=== EXTRACT PROVIDED ===
Loans are charged-off against the allowance for credit losses when appropriate. Although management believes it uses the best information available to make determinations with respect to the provision for credit losses, future adjustments may be necessary if economic conditions differ from the assumptions used in making the initial determinations.
The Company made a $120,000 provision for credit losses for the quarter ended June 30, 2006 and 2005. For the quarter ended June 30, 2006, net charge-offs were $206,000 compared with net charge-offs of $115,000 for the quarter ended June 30, 2005.
Noninterest Income
The Companys primary sources of noninterest income are service charges on deposit accounts and other banking service related fees. Noninterest income does not include loan origination fees which are recognized over the life of the related loan as an adjustment to yield using the interest method. Banking related service fees include check cashing fees, official check fees, safe deposit box rent and currency handling fees. Noninterest income totaled $9.2 million for the three months ended June 30, 2006 compared with $7.9 million for the same period in 2005, an increase of $1.3 million, or 16.2%. Noninterest income increased $2.4 million, or 16.7%, to $16.8 million for the six months ended June 30, 2006 compared with $14.4 million for the same period in 2005. The changes during both periods were primarily due to an increase in net gain on sale of assets and an increase in insufficient funds charges and customer service charges which resulted from the increase in the number of accounts due to the SNB acquisition on April 1, 2006. At June 30, 2006, the acquisition added approximately 12,500 deposit accounts and over 3,500 debit cards.

=== INSTRUCTION ===
Continue the quarterly financial report excerpt from where it stops.

=== RECORDS ===
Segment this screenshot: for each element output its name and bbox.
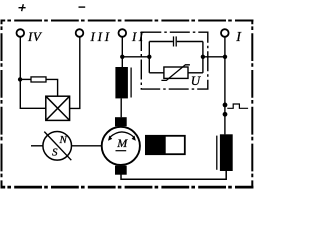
- magnet rotor diagonal: [44, 132, 71, 161]
- minus polarity mark: [79, 6, 86, 8]
- suppression box dash-dot outline: [141, 32, 208, 89]
- capacitor: [174, 36, 177, 46]
- enclosure dash-dot frame: [1, 20, 254, 189]
- motor top brush: [115, 117, 127, 126]
- svg-text:M: M: [116, 136, 128, 150]
- choke L1 (filled bar): [115, 67, 128, 98]
- wire: terminal II down: [121, 37, 123, 67]
- svg-text:II: II: [131, 29, 145, 44]
- wire: junction II to suppression loop: [122, 56, 149, 58]
- terminal IV: [17, 29, 25, 37]
- permanent magnet (half filled): [146, 136, 185, 154]
- svg-text:III: III: [90, 29, 112, 44]
- junction below terminal II: [120, 55, 124, 59]
- svg-text:IV: IV: [27, 29, 43, 44]
- wire: loop bottom rail left: [149, 72, 164, 74]
- wire: loop right junction to terminal I node: [203, 56, 225, 58]
- wire: loop top rail right: [177, 41, 203, 43]
- junction under terminal I: [223, 55, 227, 59]
- junction on IV wire: [18, 77, 22, 81]
- terminal III: [76, 29, 84, 37]
- wire: loop bottom rail right: [188, 72, 203, 74]
- wire: terminal III down to lamp right side: [70, 37, 80, 109]
- wire: loop right vertical: [202, 42, 204, 73]
- varistor: [164, 67, 188, 78]
- motor bottom brush: [115, 166, 127, 175]
- lamp (X-box): [46, 96, 70, 120]
- resistor: [31, 77, 46, 82]
- junction left of suppression loop: [147, 55, 151, 59]
- wire: choke L2 to motor bottom brush: [121, 171, 226, 179]
- wire: junction to resistor: [20, 78, 31, 80]
- wire: loop top rail left: [149, 41, 173, 43]
- wire: loop left vertical: [148, 42, 150, 73]
- pulse waveform symbol: [227, 104, 248, 108]
- wire: choke to motor top brush: [120, 98, 122, 117]
- terminal II: [119, 29, 127, 37]
- choke L2 (filled bar): [220, 134, 233, 171]
- wire: rotor to motor: [72, 145, 102, 147]
- svg-text:S: S: [52, 147, 58, 159]
- magnet rotor N/S circle: [43, 132, 72, 161]
- motor body: [102, 127, 140, 165]
- terminal I: [221, 29, 229, 37]
- junction right of suppression loop: [201, 55, 205, 59]
- wire: rotor left stub: [31, 145, 43, 147]
- choke L2 side line: [216, 136, 218, 170]
- junction lower at pulse symbol: [223, 112, 228, 117]
- plus polarity mark: [19, 4, 26, 11]
- choke L1 side line: [130, 68, 132, 98]
- junction upper at pulse symbol: [223, 103, 228, 108]
- wire: resistor to lamp top: [46, 79, 58, 96]
- svg-text:N: N: [59, 134, 68, 146]
- varistor strike-through: [161, 65, 190, 81]
- svg-text:U: U: [191, 73, 202, 88]
- wire: terminal IV down and to lamp left side: [20, 37, 46, 108]
- wire: terminal I down to choke L2: [224, 37, 226, 134]
- motor rotation arrow: [110, 132, 135, 138]
- motor label underline: [116, 150, 127, 152]
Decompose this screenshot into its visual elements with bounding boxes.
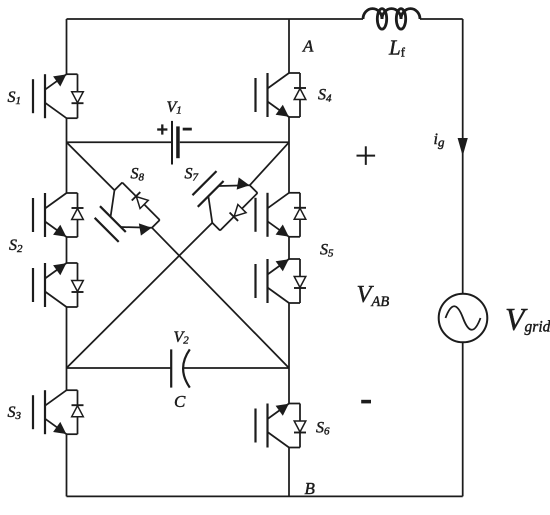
svg-text:C: C xyxy=(174,392,186,411)
svg-text:B: B xyxy=(305,479,316,498)
svg-text:ig: ig xyxy=(434,131,445,150)
svg-text:A: A xyxy=(302,37,314,56)
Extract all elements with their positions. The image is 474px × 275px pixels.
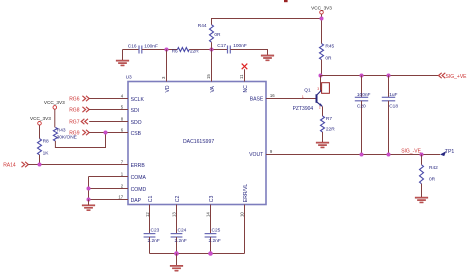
wire VA stub xyxy=(211,50,213,82)
svg-text:BASE: BASE xyxy=(250,97,264,103)
node DAP junction xyxy=(87,198,91,202)
svg-text:2.2nF: 2.2nF xyxy=(209,238,221,244)
svg-text:C23: C23 xyxy=(151,227,160,233)
svg-text:2.2nF: 2.2nF xyxy=(148,238,160,244)
wire RG8 to SDI xyxy=(89,109,128,111)
net SIG_+VE chevron xyxy=(439,73,446,78)
node C25 rail junction xyxy=(208,251,213,256)
svg-text:C25: C25 xyxy=(212,227,221,233)
wire VOUT rail xyxy=(266,154,440,156)
svg-text:C18: C18 xyxy=(389,104,398,110)
annotation box at Q1 collector xyxy=(322,83,330,94)
svg-text:30K/ONE: 30K/ONE xyxy=(57,134,77,140)
svg-text:0R: 0R xyxy=(325,55,332,61)
svg-text:VA: VA xyxy=(210,85,216,92)
IC U3 DAC161S997 body xyxy=(128,82,266,205)
svg-text:100nF: 100nF xyxy=(233,43,247,49)
wire R44 bottom lead xyxy=(211,42,213,49)
wire R45 to collector xyxy=(321,60,323,76)
net RA14 chevron xyxy=(22,162,29,167)
svg-text:SCLK: SCLK xyxy=(131,97,145,103)
svg-text:RG8: RG8 xyxy=(69,108,80,114)
capacitor C17 xyxy=(228,46,231,54)
svg-text:Q1: Q1 xyxy=(304,87,311,93)
svg-text:C2: C2 xyxy=(175,196,181,203)
svg-text:VD: VD xyxy=(165,85,171,92)
capacitor C20 xyxy=(355,76,368,155)
svg-text:TP1: TP1 xyxy=(445,149,455,155)
resistor R45 xyxy=(320,44,324,60)
wire RG6 to SCLK xyxy=(89,98,128,100)
resistor R6 xyxy=(177,48,189,52)
svg-text:C1: C1 xyxy=(148,196,154,203)
ground for bottom rail xyxy=(170,254,183,272)
svg-text:1uF: 1uF xyxy=(389,92,397,98)
node C20 top junction xyxy=(360,74,364,78)
svg-text:R43: R43 xyxy=(57,128,66,134)
svg-text:SIG_+VE: SIG_+VE xyxy=(446,74,468,80)
resistor R8 xyxy=(38,139,42,155)
wire top rail xyxy=(123,49,140,51)
ground for COMA/COMD/DAP xyxy=(82,200,95,211)
resistor R42 xyxy=(420,155,424,198)
wire NC stub xyxy=(244,69,246,81)
svg-text:10: 10 xyxy=(240,212,245,217)
wire VD stub xyxy=(166,50,168,82)
svg-text:RG7: RG7 xyxy=(69,120,80,126)
wire bottom rail xyxy=(150,253,245,255)
node collector junction xyxy=(319,74,323,78)
svg-text:C17: C17 xyxy=(217,43,226,49)
ground for R42 xyxy=(415,197,428,198)
svg-text:NC: NC xyxy=(243,85,249,93)
wire rail C16 to R6 xyxy=(142,49,178,51)
transistor Q1 PZT3904 xyxy=(317,76,323,117)
svg-text:CSB: CSB xyxy=(131,131,142,137)
svg-text:R44: R44 xyxy=(198,23,207,29)
svg-text:R42: R42 xyxy=(429,165,438,171)
capacitor C25 xyxy=(205,205,217,254)
svg-text:17: 17 xyxy=(118,194,123,199)
node C20 bottom junction xyxy=(360,153,364,157)
net RG8 chevron xyxy=(82,107,89,112)
wire RA14 to ERRB xyxy=(28,164,128,166)
wire R44 top elbow xyxy=(212,19,322,25)
net RG9 chevron xyxy=(82,130,89,135)
svg-text:R45: R45 xyxy=(325,44,334,50)
wire ERR/VL stub xyxy=(244,205,246,254)
wire collector rail xyxy=(321,75,439,77)
wire R8 to ERRB net xyxy=(39,155,41,165)
wire C17 to ground xyxy=(230,50,267,55)
svg-text:3: 3 xyxy=(317,87,319,91)
svg-text:11: 11 xyxy=(239,74,244,79)
title fragment (cropped red text) xyxy=(284,0,288,2)
svg-text:C16: C16 xyxy=(128,43,137,49)
svg-text:SIG_-VE: SIG_-VE xyxy=(401,149,421,155)
wire DAP xyxy=(89,199,129,201)
svg-text:DAC161S997: DAC161S997 xyxy=(183,139,214,145)
resistor R7 xyxy=(321,116,325,142)
node R8/ERRB junction xyxy=(38,163,42,167)
svg-text:RG6: RG6 xyxy=(69,97,80,103)
node VD junction xyxy=(165,48,169,52)
ground for C16 xyxy=(116,50,129,67)
wire BASE to Q1 xyxy=(266,98,317,100)
svg-text:R6: R6 xyxy=(172,48,178,54)
svg-text:22R: 22R xyxy=(326,127,335,133)
svg-text:VCC_3V3: VCC_3V3 xyxy=(30,116,51,121)
power VCC_3V3 (R8) xyxy=(38,122,42,139)
svg-text:COMD: COMD xyxy=(131,187,147,193)
svg-text:R8: R8 xyxy=(43,138,49,144)
wire RG9 to CSB xyxy=(89,132,128,134)
node R43/CSB junction xyxy=(104,131,108,135)
node VCC junction xyxy=(320,17,324,21)
svg-text:U3: U3 xyxy=(126,75,132,81)
capacitor C24 xyxy=(171,205,183,254)
svg-text:14: 14 xyxy=(205,212,210,217)
svg-text:VCC_3V3: VCC_3V3 xyxy=(311,5,332,10)
svg-text:C3: C3 xyxy=(209,196,215,203)
svg-text:VOUT: VOUT xyxy=(249,152,263,158)
ground for R7 xyxy=(316,142,329,143)
node C18 bottom junction xyxy=(387,153,391,157)
test point TP1 xyxy=(440,151,446,156)
wire R6 to VA node xyxy=(189,49,227,51)
svg-text:13: 13 xyxy=(172,212,177,217)
wire COMA-COMD-DAP tie xyxy=(88,177,90,200)
node C24 rail junction xyxy=(174,251,179,256)
resistor R43 xyxy=(53,127,57,141)
svg-text:RA14: RA14 xyxy=(3,163,16,169)
svg-text:ERRB: ERRB xyxy=(131,163,146,169)
wire COMD xyxy=(89,188,129,190)
node R42 junction xyxy=(420,153,424,157)
svg-text:C24: C24 xyxy=(178,227,187,233)
svg-text:2: 2 xyxy=(319,106,321,110)
svg-text:1K: 1K xyxy=(43,151,50,157)
wire RG7 to SDO xyxy=(89,121,128,123)
node VA junction xyxy=(210,48,214,52)
svg-text:16: 16 xyxy=(270,93,275,98)
svg-text:ERR/VL: ERR/VL xyxy=(243,184,249,203)
wire COMA xyxy=(89,176,129,178)
svg-text:100nF: 100nF xyxy=(144,43,158,49)
net RG7 chevron xyxy=(81,119,88,124)
capacitor C23 xyxy=(144,205,156,254)
svg-text:VCC_3V3: VCC_3V3 xyxy=(44,100,65,105)
ground for C17 xyxy=(261,55,274,56)
svg-text:PZT3904: PZT3904 xyxy=(293,106,314,112)
capacitor C18 xyxy=(382,76,395,155)
svg-text:1: 1 xyxy=(302,95,304,99)
svg-text:0R: 0R xyxy=(214,32,221,38)
svg-text:C20: C20 xyxy=(357,104,366,110)
svg-text:100nF: 100nF xyxy=(357,92,371,98)
svg-text:0R: 0R xyxy=(429,177,436,183)
svg-text:2.2nF: 2.2nF xyxy=(175,238,187,244)
svg-text:R7: R7 xyxy=(326,116,332,122)
svg-text:COMA: COMA xyxy=(131,175,147,181)
net RG6 chevron xyxy=(82,96,89,101)
svg-text:SDO: SDO xyxy=(131,120,142,126)
svg-text:DAP: DAP xyxy=(131,198,142,204)
power VCC_3V3 (top right) xyxy=(320,11,324,44)
node COMD junction xyxy=(87,187,91,191)
power VCC_3V3 (R43) xyxy=(53,106,57,128)
capacitor C16 xyxy=(139,46,142,54)
resistor R44 xyxy=(210,25,214,43)
node C18 top junction xyxy=(387,74,391,78)
svg-text:15: 15 xyxy=(206,74,211,79)
wire R43 to CSB net xyxy=(55,133,105,148)
svg-text:SDI: SDI xyxy=(131,108,140,114)
no-connect X on pin 11 xyxy=(242,64,248,70)
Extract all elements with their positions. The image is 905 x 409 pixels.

=== EXERCISE RESPONSE ===
The net gain on sale of assets increased $386,000 to $436,000 for the three months ended June 30, 2006 compared with $50,000 for the three months ended June 30, 2005. The net gain on sale of assets increased $394,000 for the six months ended June 30, 2006 to $445,000 compared with $51,000 for the same period in 2005. Both increases were principally due to the sale of two properties during the second quarter of 2006.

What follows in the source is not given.